WHAT THE TASK ASKS> Return the listing below unchanged, minus its pictures.
--- Start SUPPLIED DATA ---
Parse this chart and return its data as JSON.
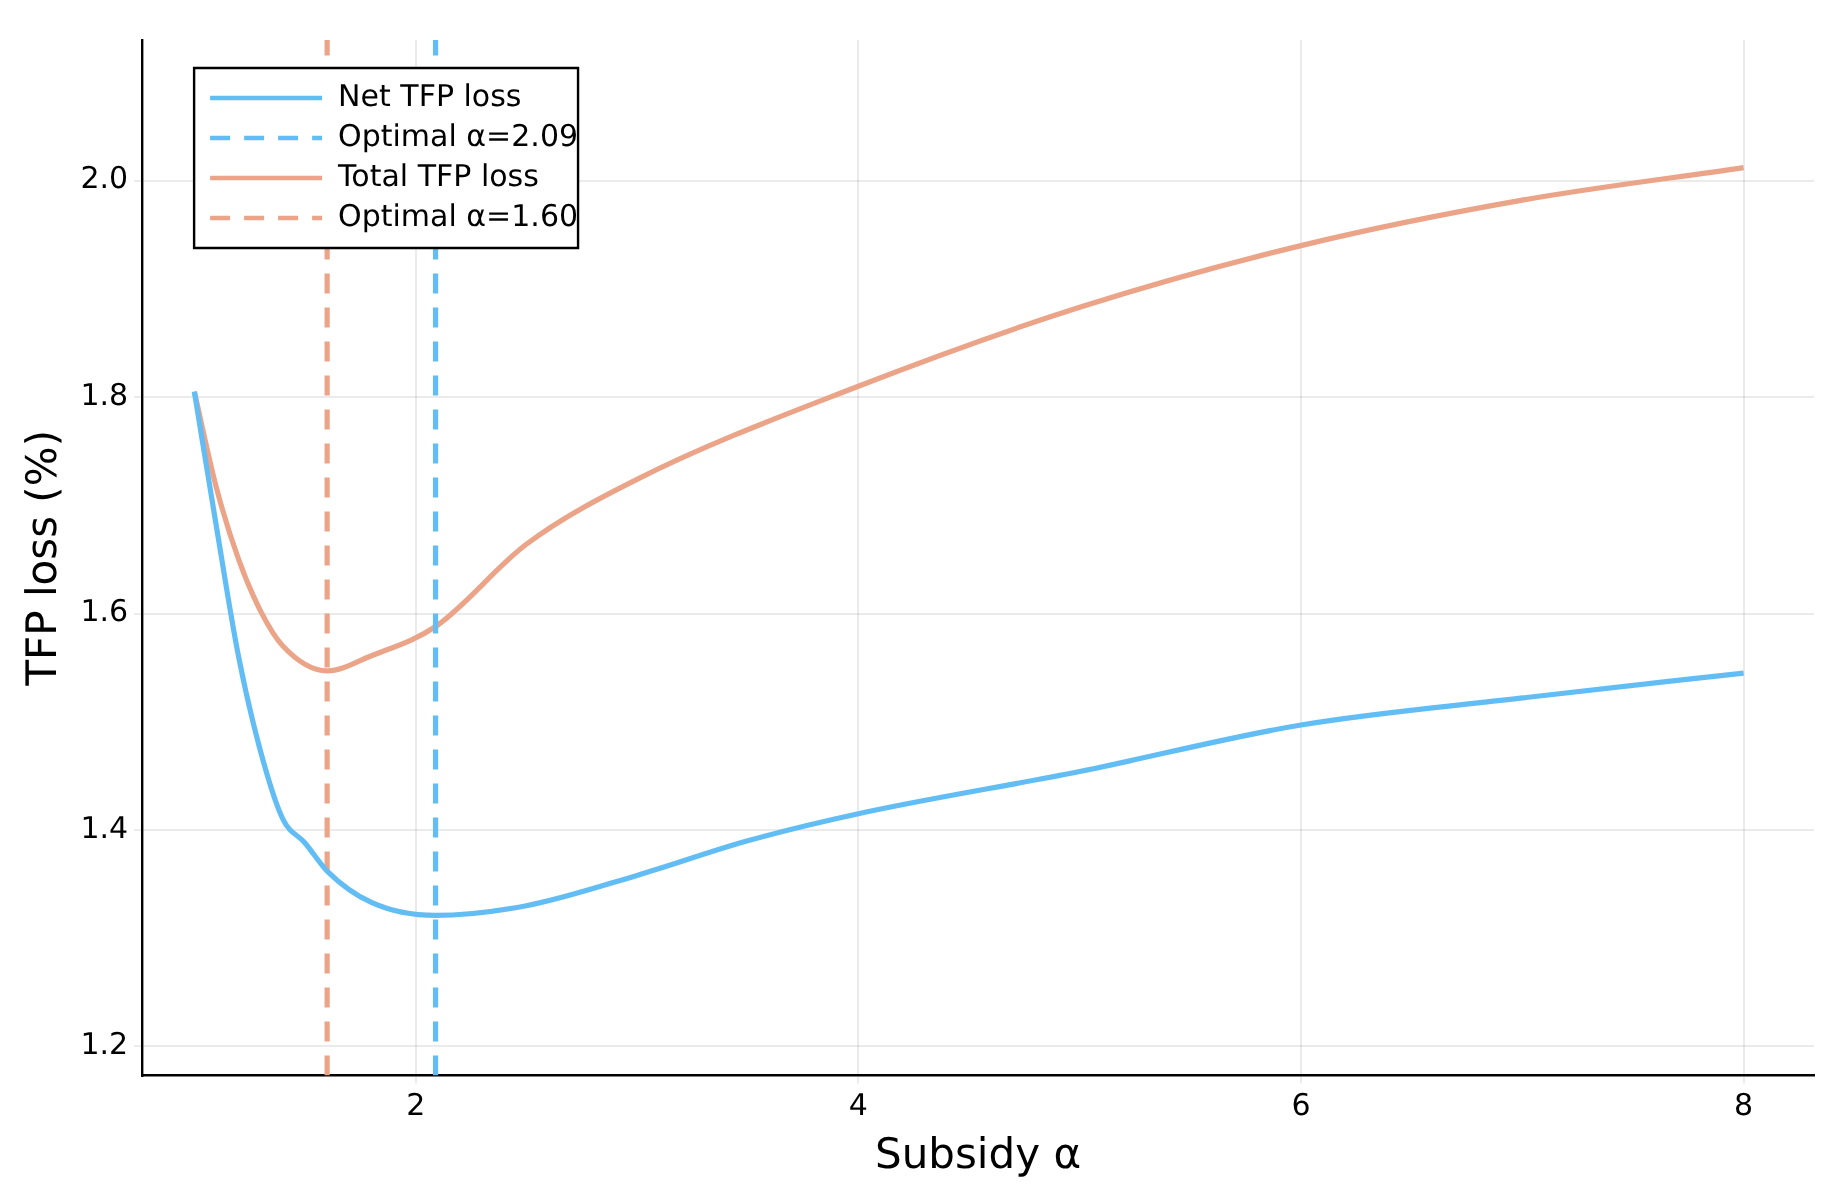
{
  "chart_data": {
    "type": "line",
    "xlabel": "Subsidy α",
    "ylabel": "TFP loss (%)",
    "xlim": [
      0.764,
      8.318
    ],
    "xticks": [
      2,
      4,
      6,
      8
    ],
    "ylim": [
      1.173,
      2.13
    ],
    "yticks": [
      {
        "value": 1.2,
        "label": "1.2"
      },
      {
        "value": 1.4,
        "label": "1.4"
      },
      {
        "value": 1.6,
        "label": "1.6"
      },
      {
        "value": 1.8,
        "label": "1.8"
      },
      {
        "value": 2,
        "label": "2.0"
      }
    ],
    "grid": true,
    "legend": "top left",
    "marker": "none",
    "line_style": "solid",
    "series": [
      {
        "name": "Net TFP loss",
        "color": "#63bdf5",
        "x": [
          1,
          1.1,
          1.2,
          1.3,
          1.4,
          1.5,
          1.6,
          1.8,
          2.09,
          2.5,
          3,
          3.5,
          4,
          5,
          6,
          7,
          8
        ],
        "values": [
          1.805,
          1.68,
          1.56,
          1.472,
          1.41,
          1.388,
          1.362,
          1.333,
          1.321,
          1.33,
          1.358,
          1.39,
          1.415,
          1.454,
          1.497,
          1.522,
          1.545
        ]
      },
      {
        "name": "Total TFP loss",
        "color": "#eba488",
        "x": [
          1,
          1.1,
          1.2,
          1.3,
          1.4,
          1.6,
          1.8,
          2.09,
          2.5,
          3,
          4,
          5,
          6,
          7,
          8
        ],
        "values": [
          1.805,
          1.716,
          1.65,
          1.602,
          1.57,
          1.547,
          1.561,
          1.588,
          1.664,
          1.724,
          1.81,
          1.883,
          1.94,
          1.982,
          2.012
        ]
      }
    ],
    "ref_lines": [
      {
        "axis": "x",
        "value": 2.09,
        "label": "Optimal α=2.09",
        "color": "#63bdf5",
        "line_style": "dashed"
      },
      {
        "axis": "x",
        "value": 1.6,
        "label": "Optimal α=1.60",
        "color": "#eba488",
        "line_style": "dashed"
      }
    ]
  }
}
--- End SUPPLIED DATA ---
EXERCISE RESPONSE>
Parse this chart and return its data as JSON.
{
  "chart_data": {
    "type": "line",
    "xlabel": "Subsidy α",
    "ylabel": "TFP loss (%)",
    "xlim": [
      0.764,
      8.318
    ],
    "xticks": [
      2,
      4,
      6,
      8
    ],
    "ylim": [
      1.173,
      2.13
    ],
    "yticks": [
      {
        "value": 1.2,
        "label": "1.2"
      },
      {
        "value": 1.4,
        "label": "1.4"
      },
      {
        "value": 1.6,
        "label": "1.6"
      },
      {
        "value": 1.8,
        "label": "1.8"
      },
      {
        "value": 2,
        "label": "2.0"
      }
    ],
    "grid": true,
    "legend": "top left",
    "marker": "none",
    "line_style": "solid",
    "series": [
      {
        "name": "Net TFP loss",
        "color": "#63bdf5",
        "x": [
          1,
          1.1,
          1.2,
          1.3,
          1.4,
          1.5,
          1.6,
          1.8,
          2.09,
          2.5,
          3,
          3.5,
          4,
          5,
          6,
          7,
          8
        ],
        "values": [
          1.805,
          1.68,
          1.56,
          1.472,
          1.41,
          1.388,
          1.362,
          1.333,
          1.321,
          1.33,
          1.358,
          1.39,
          1.415,
          1.454,
          1.497,
          1.522,
          1.545
        ]
      },
      {
        "name": "Total TFP loss",
        "color": "#eba488",
        "x": [
          1,
          1.1,
          1.2,
          1.3,
          1.4,
          1.6,
          1.8,
          2.09,
          2.5,
          3,
          4,
          5,
          6,
          7,
          8
        ],
        "values": [
          1.805,
          1.716,
          1.65,
          1.602,
          1.57,
          1.547,
          1.561,
          1.588,
          1.664,
          1.724,
          1.81,
          1.883,
          1.94,
          1.982,
          2.012
        ]
      }
    ],
    "ref_lines": [
      {
        "axis": "x",
        "value": 2.09,
        "label": "Optimal α=2.09",
        "color": "#63bdf5",
        "line_style": "dashed"
      },
      {
        "axis": "x",
        "value": 1.6,
        "label": "Optimal α=1.60",
        "color": "#eba488",
        "line_style": "dashed"
      }
    ]
  }
}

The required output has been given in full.